*** SUPPLIED ENTRIES ***
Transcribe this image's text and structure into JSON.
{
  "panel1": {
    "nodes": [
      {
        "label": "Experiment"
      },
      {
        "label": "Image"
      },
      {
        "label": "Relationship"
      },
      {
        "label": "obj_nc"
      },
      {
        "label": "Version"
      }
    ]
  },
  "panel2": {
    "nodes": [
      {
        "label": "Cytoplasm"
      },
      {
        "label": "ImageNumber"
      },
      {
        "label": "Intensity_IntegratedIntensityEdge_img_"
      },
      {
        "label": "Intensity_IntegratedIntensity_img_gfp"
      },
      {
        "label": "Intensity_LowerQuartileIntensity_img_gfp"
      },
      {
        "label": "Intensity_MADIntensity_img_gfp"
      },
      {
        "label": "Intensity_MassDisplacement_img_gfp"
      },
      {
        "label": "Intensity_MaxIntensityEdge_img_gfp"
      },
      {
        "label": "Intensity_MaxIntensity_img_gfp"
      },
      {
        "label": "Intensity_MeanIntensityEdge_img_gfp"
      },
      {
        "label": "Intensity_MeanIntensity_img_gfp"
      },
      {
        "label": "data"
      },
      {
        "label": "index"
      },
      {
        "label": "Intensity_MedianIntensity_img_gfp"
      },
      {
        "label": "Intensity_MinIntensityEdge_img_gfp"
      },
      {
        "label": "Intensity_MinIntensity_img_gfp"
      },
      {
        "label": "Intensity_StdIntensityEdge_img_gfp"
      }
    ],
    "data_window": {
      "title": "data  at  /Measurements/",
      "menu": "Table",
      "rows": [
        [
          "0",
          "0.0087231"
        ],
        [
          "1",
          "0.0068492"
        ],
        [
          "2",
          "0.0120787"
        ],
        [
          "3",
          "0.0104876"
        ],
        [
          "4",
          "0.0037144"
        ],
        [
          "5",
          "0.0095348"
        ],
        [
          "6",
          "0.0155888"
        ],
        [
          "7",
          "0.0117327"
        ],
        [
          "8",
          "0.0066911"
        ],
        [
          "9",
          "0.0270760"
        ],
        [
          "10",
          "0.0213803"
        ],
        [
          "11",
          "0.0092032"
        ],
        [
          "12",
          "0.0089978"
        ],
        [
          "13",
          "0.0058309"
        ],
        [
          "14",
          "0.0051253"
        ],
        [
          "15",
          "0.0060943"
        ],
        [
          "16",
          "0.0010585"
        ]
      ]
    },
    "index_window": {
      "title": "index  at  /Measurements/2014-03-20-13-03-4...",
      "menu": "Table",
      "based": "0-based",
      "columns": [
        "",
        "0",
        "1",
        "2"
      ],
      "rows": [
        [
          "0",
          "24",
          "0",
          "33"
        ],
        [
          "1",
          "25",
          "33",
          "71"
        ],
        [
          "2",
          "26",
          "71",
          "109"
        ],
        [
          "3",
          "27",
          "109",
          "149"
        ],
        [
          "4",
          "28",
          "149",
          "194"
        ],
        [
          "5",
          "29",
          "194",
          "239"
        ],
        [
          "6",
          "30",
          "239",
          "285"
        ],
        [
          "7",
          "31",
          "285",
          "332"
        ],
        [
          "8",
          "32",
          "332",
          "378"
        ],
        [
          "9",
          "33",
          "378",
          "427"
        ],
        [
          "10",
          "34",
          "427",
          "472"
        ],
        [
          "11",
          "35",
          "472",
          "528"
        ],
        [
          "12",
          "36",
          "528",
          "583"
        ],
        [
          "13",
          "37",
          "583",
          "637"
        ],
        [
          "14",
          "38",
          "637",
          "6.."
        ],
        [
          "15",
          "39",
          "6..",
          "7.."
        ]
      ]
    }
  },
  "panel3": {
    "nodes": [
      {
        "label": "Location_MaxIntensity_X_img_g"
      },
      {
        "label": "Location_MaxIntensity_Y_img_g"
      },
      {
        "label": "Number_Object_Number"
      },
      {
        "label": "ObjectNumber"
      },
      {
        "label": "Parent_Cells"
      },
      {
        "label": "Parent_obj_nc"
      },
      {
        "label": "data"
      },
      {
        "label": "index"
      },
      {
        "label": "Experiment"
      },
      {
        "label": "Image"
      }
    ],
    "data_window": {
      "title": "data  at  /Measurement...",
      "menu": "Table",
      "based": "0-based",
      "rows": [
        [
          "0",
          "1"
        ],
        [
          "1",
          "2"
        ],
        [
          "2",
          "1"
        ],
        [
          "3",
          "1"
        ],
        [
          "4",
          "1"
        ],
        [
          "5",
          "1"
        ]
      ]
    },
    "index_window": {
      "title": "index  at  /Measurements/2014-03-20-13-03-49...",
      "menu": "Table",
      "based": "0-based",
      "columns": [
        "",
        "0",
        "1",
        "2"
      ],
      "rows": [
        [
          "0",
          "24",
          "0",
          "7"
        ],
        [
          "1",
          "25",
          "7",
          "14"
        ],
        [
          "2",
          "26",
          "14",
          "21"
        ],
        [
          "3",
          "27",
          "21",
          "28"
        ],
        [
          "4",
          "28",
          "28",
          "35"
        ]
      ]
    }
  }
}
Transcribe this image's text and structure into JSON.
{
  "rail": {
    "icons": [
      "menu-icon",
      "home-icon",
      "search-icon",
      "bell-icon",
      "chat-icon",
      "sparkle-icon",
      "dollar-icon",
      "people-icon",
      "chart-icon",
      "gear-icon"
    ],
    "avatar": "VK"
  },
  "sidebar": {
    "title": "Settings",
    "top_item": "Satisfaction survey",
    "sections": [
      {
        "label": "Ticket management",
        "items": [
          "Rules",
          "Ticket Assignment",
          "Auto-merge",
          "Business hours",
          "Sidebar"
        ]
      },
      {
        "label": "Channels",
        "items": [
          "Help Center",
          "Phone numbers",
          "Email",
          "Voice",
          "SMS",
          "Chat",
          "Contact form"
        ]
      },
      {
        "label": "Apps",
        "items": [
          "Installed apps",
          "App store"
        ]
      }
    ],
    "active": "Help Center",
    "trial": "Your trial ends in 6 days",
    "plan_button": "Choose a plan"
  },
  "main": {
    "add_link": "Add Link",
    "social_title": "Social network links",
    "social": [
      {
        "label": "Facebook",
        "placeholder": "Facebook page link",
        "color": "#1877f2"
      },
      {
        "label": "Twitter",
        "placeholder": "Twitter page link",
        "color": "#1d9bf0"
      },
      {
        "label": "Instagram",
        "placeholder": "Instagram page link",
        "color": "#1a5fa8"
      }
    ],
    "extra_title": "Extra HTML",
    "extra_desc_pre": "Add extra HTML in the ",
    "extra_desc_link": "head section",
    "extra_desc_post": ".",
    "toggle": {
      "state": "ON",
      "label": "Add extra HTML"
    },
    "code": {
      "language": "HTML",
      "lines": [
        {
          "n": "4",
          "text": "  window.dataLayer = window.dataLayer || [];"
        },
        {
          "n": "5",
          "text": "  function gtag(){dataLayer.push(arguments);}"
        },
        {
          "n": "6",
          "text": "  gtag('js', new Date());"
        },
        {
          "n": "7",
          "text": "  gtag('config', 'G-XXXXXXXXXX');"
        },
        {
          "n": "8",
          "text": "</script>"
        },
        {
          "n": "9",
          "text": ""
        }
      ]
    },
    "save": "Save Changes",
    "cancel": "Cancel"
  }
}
***
*** SUPPLIED ENTRIES ***
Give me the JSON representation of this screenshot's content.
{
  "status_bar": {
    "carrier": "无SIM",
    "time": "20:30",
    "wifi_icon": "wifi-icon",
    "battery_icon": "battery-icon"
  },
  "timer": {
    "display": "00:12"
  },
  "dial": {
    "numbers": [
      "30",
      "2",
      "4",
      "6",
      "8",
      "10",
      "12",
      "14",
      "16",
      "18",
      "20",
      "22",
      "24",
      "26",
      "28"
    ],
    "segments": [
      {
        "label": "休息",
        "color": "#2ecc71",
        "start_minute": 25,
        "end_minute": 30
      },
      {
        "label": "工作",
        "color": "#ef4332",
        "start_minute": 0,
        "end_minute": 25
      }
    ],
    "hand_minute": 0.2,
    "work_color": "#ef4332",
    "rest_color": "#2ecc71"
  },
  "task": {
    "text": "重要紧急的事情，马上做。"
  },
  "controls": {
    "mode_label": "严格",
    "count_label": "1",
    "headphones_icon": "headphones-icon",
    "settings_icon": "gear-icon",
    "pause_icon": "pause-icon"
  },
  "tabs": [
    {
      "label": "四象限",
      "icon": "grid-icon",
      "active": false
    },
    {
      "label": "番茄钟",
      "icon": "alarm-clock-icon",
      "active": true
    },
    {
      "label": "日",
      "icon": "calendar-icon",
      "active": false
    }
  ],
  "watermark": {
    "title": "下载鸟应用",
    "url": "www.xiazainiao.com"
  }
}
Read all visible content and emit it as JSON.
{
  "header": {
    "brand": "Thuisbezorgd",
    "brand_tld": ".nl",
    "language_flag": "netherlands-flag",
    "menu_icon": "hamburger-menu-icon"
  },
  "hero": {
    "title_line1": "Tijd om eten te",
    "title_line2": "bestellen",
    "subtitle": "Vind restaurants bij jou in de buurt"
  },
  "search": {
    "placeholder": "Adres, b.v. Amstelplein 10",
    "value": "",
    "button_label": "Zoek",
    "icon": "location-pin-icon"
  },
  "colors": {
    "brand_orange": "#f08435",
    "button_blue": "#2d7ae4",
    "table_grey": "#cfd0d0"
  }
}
***
• PROBLEM TO SOLVE: Look through the data and show every line containing "Instagram".

• FINISHED EXERCISE:
        "label": "Instagram",
        "placeholder": "Instagram page link",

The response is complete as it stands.